Can you rewrite the entries below between the lines holding "list-item-intranet[interactable]: intranet xyxy=(76,77,365,99)" and "remove-highlight-annotation xyxy=(378,174,549,225)", inclusive, changing "annotation" to "marker" and leaving everything else as it is?

++++ EXTRACTED MATERIAL ++++

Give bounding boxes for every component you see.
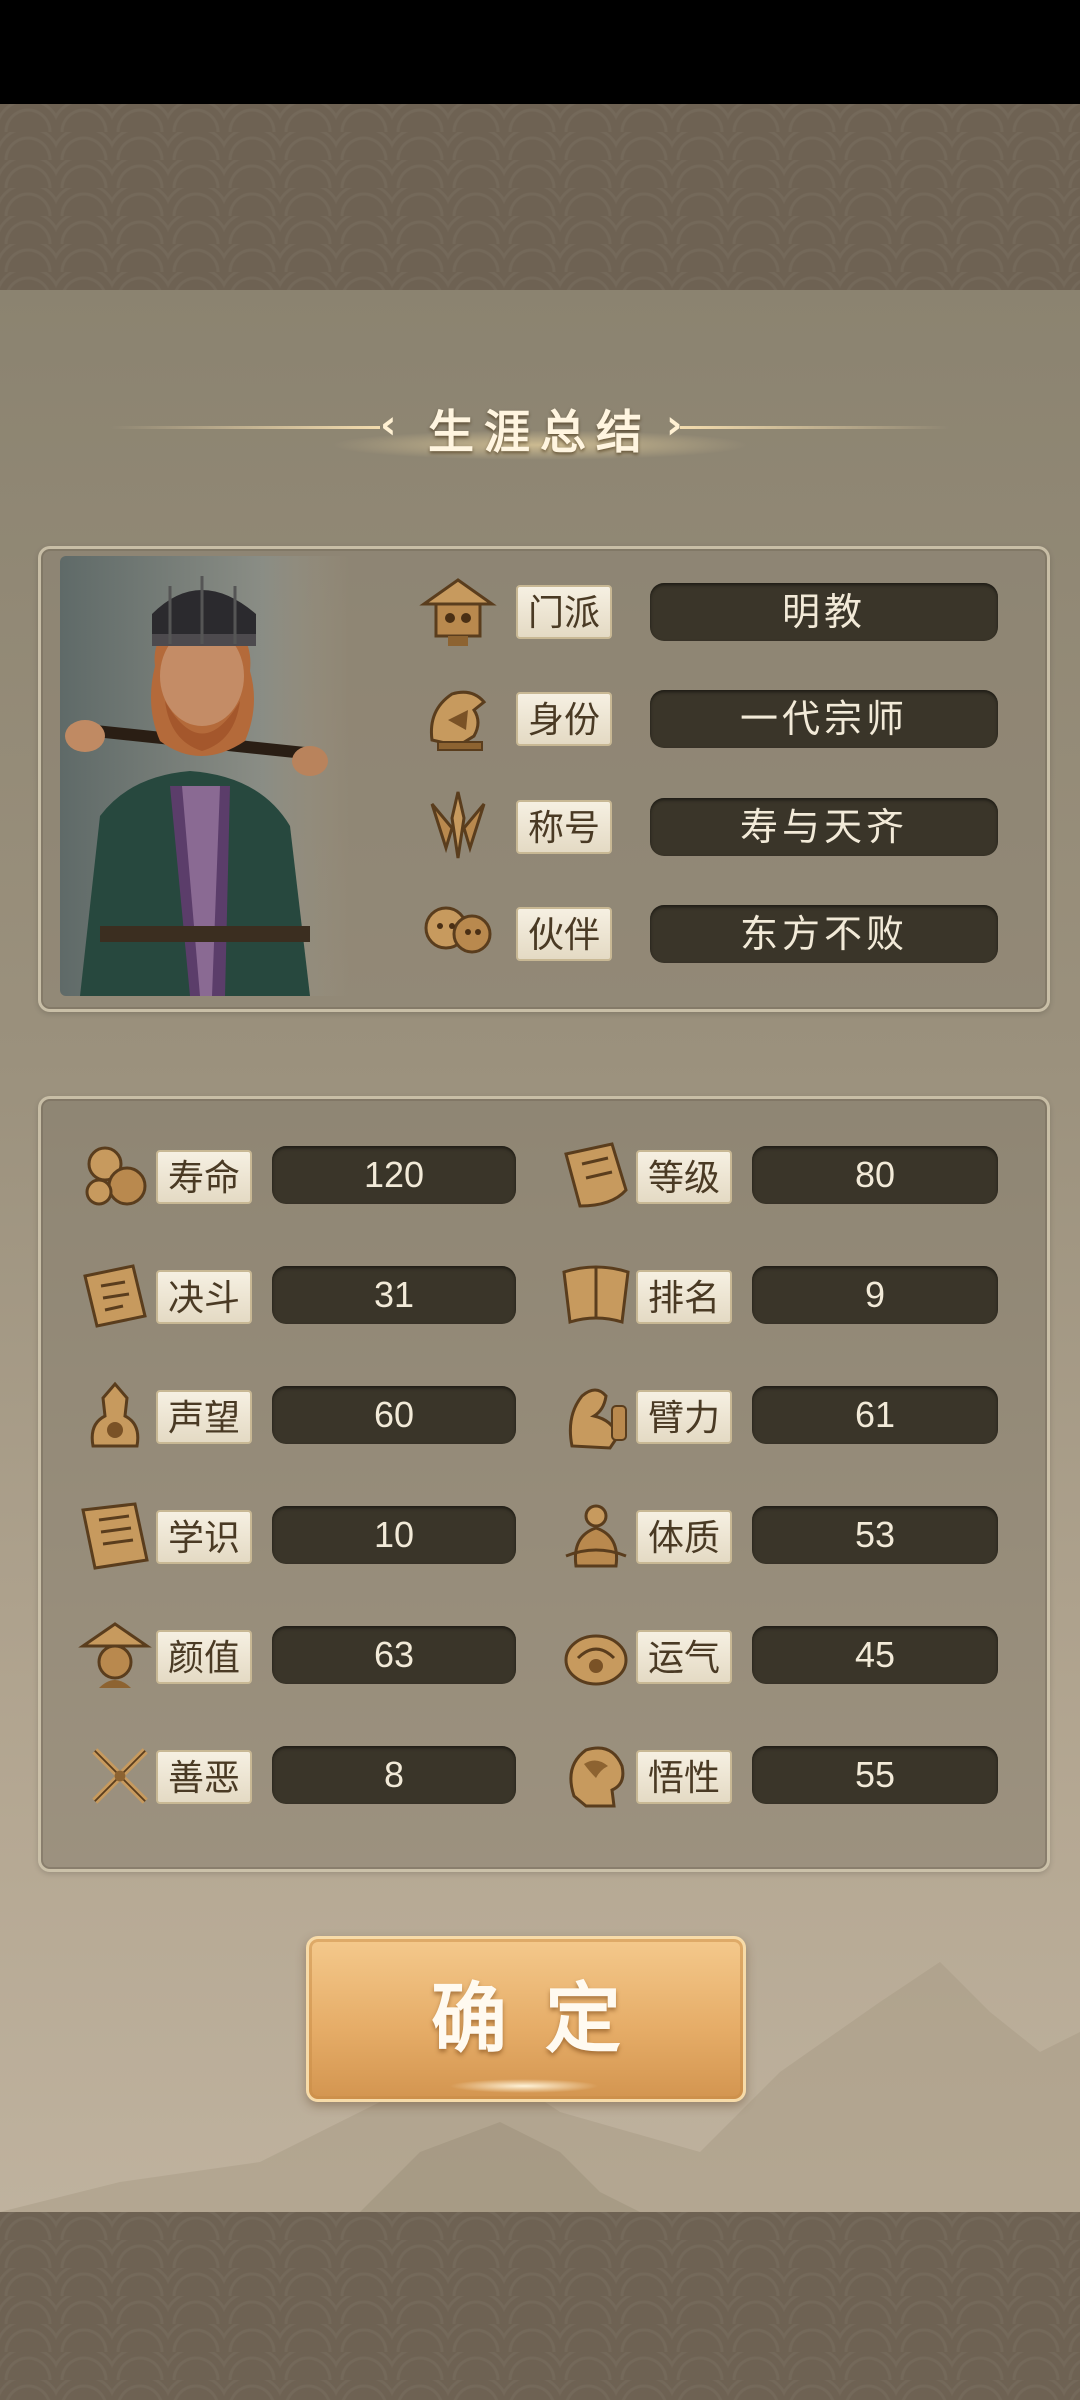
stat-value-lifespan: 120 [272, 1146, 516, 1204]
stat-label-knowledge: 学识 [156, 1510, 252, 1564]
confirm-button[interactable]: 确定 [306, 1936, 746, 2102]
stat-value-knowledge: 10 [272, 1506, 516, 1564]
stat-value-comprehension: 55 [752, 1746, 998, 1804]
stat-value-luck: 45 [752, 1626, 998, 1684]
partner-icon [416, 894, 500, 970]
confirm-button-label: 确定 [431, 1974, 659, 2063]
level-icon [556, 1136, 636, 1216]
constitution-icon [556, 1496, 636, 1576]
sect-icon [416, 574, 500, 650]
stat-label-comprehension: 悟性 [636, 1750, 732, 1804]
arm-strength-icon [556, 1376, 636, 1456]
stat-value-appearance: 63 [272, 1626, 516, 1684]
stat-label-constitution: 体质 [636, 1510, 732, 1564]
knowledge-icon [74, 1496, 156, 1576]
stat-value-arm-strength: 61 [752, 1386, 998, 1444]
stat-label-duel: 决斗 [156, 1270, 252, 1324]
status-bar [0, 0, 1080, 104]
profile-label-sect: 门派 [516, 585, 612, 639]
reputation-icon [74, 1376, 156, 1456]
stat-value-reputation: 60 [272, 1386, 516, 1444]
appearance-icon [74, 1616, 156, 1696]
profile-label-identity: 身份 [516, 692, 612, 746]
stat-value-level: 80 [752, 1146, 998, 1204]
profile-value-title: 寿与天齐 [650, 798, 998, 856]
profile-value-identity: 一代宗师 [650, 690, 998, 748]
title-line-right [680, 426, 950, 429]
title-line-left [110, 426, 380, 429]
character-portrait [60, 556, 350, 996]
stat-label-appearance: 颜值 [156, 1630, 252, 1684]
identity-icon [416, 680, 500, 756]
luck-icon [556, 1616, 636, 1696]
stat-value-morality: 8 [272, 1746, 516, 1804]
profile-label-title: 称号 [516, 800, 612, 854]
stat-label-lifespan: 寿命 [156, 1150, 252, 1204]
stat-label-reputation: 声望 [156, 1390, 252, 1444]
profile-label-partner: 伙伴 [516, 907, 612, 961]
ranking-icon [556, 1256, 636, 1336]
stat-value-constitution: 53 [752, 1506, 998, 1564]
stat-label-morality: 善恶 [156, 1750, 252, 1804]
lifespan-icon [74, 1136, 156, 1216]
profile-value-partner: 东方不败 [650, 905, 998, 963]
page-title-bar: ‹ › 生涯总结 [0, 390, 1080, 460]
stat-label-level: 等级 [636, 1150, 732, 1204]
comprehension-icon [556, 1736, 636, 1816]
morality-icon [84, 1736, 156, 1816]
top-pattern-band [0, 104, 1080, 290]
stat-label-arm-strength: 臂力 [636, 1390, 732, 1444]
confirm-button-shine [449, 2079, 599, 2093]
title-left-arrow-icon: ‹ [380, 402, 397, 448]
title-right-arrow-icon: › [666, 402, 683, 448]
profile-value-sect: 明教 [650, 583, 998, 641]
stat-value-ranking: 9 [752, 1266, 998, 1324]
duel-icon [74, 1256, 156, 1336]
stat-label-luck: 运气 [636, 1630, 732, 1684]
page-title: 生涯总结 [428, 405, 652, 459]
stat-label-ranking: 排名 [636, 1270, 732, 1324]
bottom-pattern-band [0, 2212, 1080, 2400]
stat-value-duel: 31 [272, 1266, 516, 1324]
title-icon [416, 788, 500, 864]
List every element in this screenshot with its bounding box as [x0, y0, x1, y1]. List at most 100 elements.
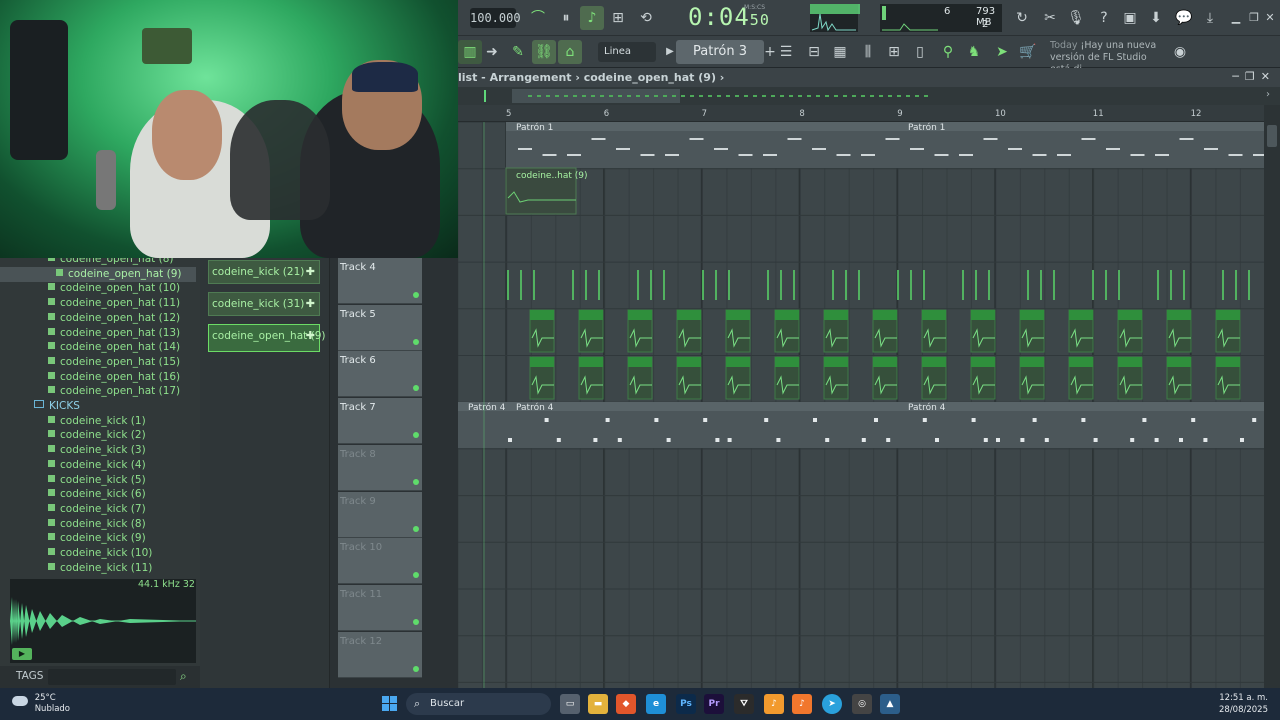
browser-item[interactable]: codeine_kick (6) [0, 487, 196, 502]
browser-item[interactable]: codeine_open_hat (12) [0, 311, 196, 326]
track-header[interactable]: Track 4 [338, 258, 422, 304]
mute-toggle[interactable] [413, 618, 419, 625]
plugin-icon[interactable]: ⚲ [936, 40, 960, 64]
fl-studio-icon[interactable]: ♪ [764, 694, 784, 714]
loop-record-icon[interactable]: ⟲ [634, 6, 658, 30]
browser-item[interactable]: codeine_kick (3) [0, 443, 196, 458]
track-header[interactable]: Track 6 [338, 351, 422, 398]
mixer-icon[interactable]: ⫼ [856, 40, 880, 64]
unreal-icon[interactable]: ⛛ [734, 694, 754, 714]
download-icon[interactable]: ⤓ [1198, 6, 1222, 30]
arrow-right-icon[interactable]: ➜ [480, 40, 504, 64]
chat-icon[interactable]: 💬 [1172, 6, 1196, 30]
track-header[interactable]: Track 7 [338, 398, 422, 445]
undo-icon[interactable]: ↻ [1010, 6, 1034, 30]
cut-icon[interactable]: ✂ [1038, 6, 1062, 30]
person-icon[interactable]: ♞ [962, 40, 986, 64]
taskbar-clock[interactable]: 12:51 a. m. 28/08/2025 [1219, 692, 1268, 716]
track-header[interactable]: Track 8 [338, 444, 422, 491]
countdown-icon[interactable]: ♪ [580, 6, 604, 30]
track-header[interactable]: Track 11 [338, 584, 422, 631]
move-icon[interactable]: ✚ [306, 325, 315, 347]
preview-play-button[interactable]: ▶ [12, 648, 32, 660]
file-icon[interactable]: ▯ [908, 40, 932, 64]
app-icon[interactable]: ▲ [880, 694, 900, 714]
move-icon[interactable]: ✚ [306, 293, 315, 315]
file-explorer-icon[interactable]: ▬ [588, 694, 608, 714]
channel-rack-icon[interactable]: ▦ [828, 40, 852, 64]
browser-item[interactable]: codeine_open_hat (16) [0, 370, 196, 385]
task-view-icon[interactable]: ▭ [560, 694, 580, 714]
browser-item[interactable]: codeine_kick (11) [0, 561, 196, 576]
browser-item[interactable]: codeine_kick (9) [0, 531, 196, 546]
draw-icon[interactable]: ✎ [506, 40, 530, 64]
browser-item[interactable]: codeine_open_hat (15) [0, 355, 196, 370]
track-header[interactable]: Track 10 [338, 538, 422, 585]
track-header[interactable]: Track 5 [338, 304, 422, 351]
browser-item[interactable]: codeine_kick (7) [0, 502, 196, 517]
playlist-overview[interactable]: › [458, 87, 1280, 105]
globe-icon[interactable]: ◉ [1168, 40, 1192, 64]
browser-folder[interactable]: KICKS [0, 399, 196, 414]
playlist-window-buttons[interactable]: ─❐✕ [1232, 70, 1276, 83]
browser-item[interactable]: codeine_kick (1) [0, 414, 196, 429]
brave-icon[interactable]: ◆ [616, 694, 636, 714]
photoshop-icon[interactable]: Ps [676, 694, 696, 714]
browser-item[interactable]: codeine_kick (4) [0, 458, 196, 473]
timeline-ruler[interactable]: 5 6 7 8 9 10 11 12 [458, 105, 1264, 122]
edge-icon[interactable]: e [646, 694, 666, 714]
snap-icon[interactable]: ⛓ [532, 40, 556, 64]
browser-item[interactable]: codeine_kick (2) [0, 428, 196, 443]
step-edit-icon[interactable]: ⊞ [606, 6, 630, 30]
playlist-icon[interactable]: ☰ [774, 40, 798, 64]
telegram-icon[interactable]: ➤ [822, 694, 842, 714]
mute-toggle[interactable] [413, 572, 419, 579]
track-header[interactable]: Track 12 [338, 631, 422, 678]
browser-item[interactable]: codeine_open_hat (9) [0, 266, 196, 282]
wait-input-icon[interactable]: ⏸ [554, 6, 578, 30]
close-icon[interactable]: ✕ [1258, 6, 1280, 30]
browser-item[interactable]: codeine_open_hat (14) [0, 340, 196, 355]
cart-icon[interactable]: 🛒 [1016, 40, 1040, 64]
mute-toggle[interactable] [413, 665, 419, 672]
tags-input[interactable] [48, 669, 176, 685]
send-icon[interactable]: ➤ [990, 40, 1014, 64]
premiere-icon[interactable]: Pr [704, 694, 724, 714]
browser-item[interactable]: codeine_open_hat (10) [0, 281, 196, 296]
vertical-scrollbar[interactable] [1264, 105, 1280, 688]
mute-toggle[interactable] [413, 385, 419, 392]
playlist-grid[interactable]: Patrón 1 Patrón 1 codeine..hat (9) Patrón 4… [458, 122, 1264, 688]
help-icon[interactable]: ? [1092, 6, 1116, 30]
pattern-selector[interactable]: Patrón 3 [676, 40, 764, 64]
picker-item[interactable]: codeine_kick (31) ✚ [208, 292, 320, 316]
obs-icon[interactable]: ◎ [852, 694, 872, 714]
track-header[interactable]: Track 9 [338, 491, 422, 538]
step-sequencer-icon[interactable]: ⊟ [802, 40, 826, 64]
mute-toggle[interactable] [413, 525, 419, 532]
piano-icon[interactable]: ▥ [458, 40, 482, 64]
picker-item[interactable]: codeine_open_hat (9) ✚ [208, 324, 325, 352]
browser-icon[interactable]: ⊞ [882, 40, 906, 64]
browser-item[interactable]: codeine_kick (8) [0, 517, 196, 532]
taskbar-search[interactable]: ⌕ Buscar [406, 693, 551, 715]
mute-toggle[interactable] [413, 338, 419, 345]
browser-item[interactable]: codeine_open_hat (17) [0, 384, 196, 399]
metronome-icon[interactable]: ⌒ [526, 6, 550, 30]
move-icon[interactable]: ✚ [306, 261, 315, 283]
mic-icon[interactable]: 🎙 [1064, 6, 1088, 30]
export-icon[interactable]: ⬇ [1144, 6, 1168, 30]
browser-item[interactable]: codeine_open_hat (13) [0, 326, 196, 341]
picker-item[interactable]: codeine_kick (21) ✚ [208, 260, 320, 284]
save-icon[interactable]: ▣ [1118, 6, 1142, 30]
snap-mode-select[interactable]: Linea [598, 42, 656, 62]
magnet-icon[interactable]: ⌂ [558, 40, 582, 64]
fl-studio-2-icon[interactable]: ♪ [792, 694, 812, 714]
mute-toggle[interactable] [413, 478, 419, 485]
browser-item[interactable]: codeine_kick (5) [0, 473, 196, 488]
weather-widget[interactable]: 25°C Nublado [12, 693, 70, 715]
tempo-display[interactable]: 100.000 [470, 8, 521, 28]
browser-item[interactable]: codeine_kick (10) [0, 546, 196, 561]
search-icon[interactable]: ⌕ [180, 669, 187, 684]
browser-item[interactable]: codeine_open_hat (11) [0, 296, 196, 311]
mute-toggle[interactable] [413, 432, 419, 439]
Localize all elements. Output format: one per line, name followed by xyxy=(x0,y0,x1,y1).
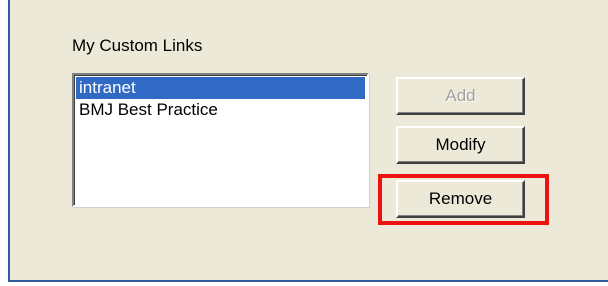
list-item-intranet[interactable]: intranet xyxy=(76,77,365,99)
modify-button[interactable]: Modify xyxy=(396,126,525,164)
add-button[interactable]: Add xyxy=(396,77,525,115)
remove-highlight-annotation xyxy=(378,174,549,225)
custom-links-panel: My Custom Links intranet BMJ Best Practi… xyxy=(8,0,608,282)
custom-links-label: My Custom Links xyxy=(72,36,203,55)
list-item-bmj-best-practice[interactable]: BMJ Best Practice xyxy=(76,99,365,121)
custom-links-listbox[interactable]: intranet BMJ Best Practice xyxy=(72,73,369,207)
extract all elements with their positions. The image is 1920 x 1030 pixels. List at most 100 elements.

++++

### RESPONSE TO THIS TASK
list-item-intranet[interactable]: intranet xyxy=(76,77,365,99)
modify-button[interactable]: Modify xyxy=(396,126,525,164)
add-button[interactable]: Add xyxy=(396,77,525,115)
remove-highlight-marker xyxy=(378,174,549,225)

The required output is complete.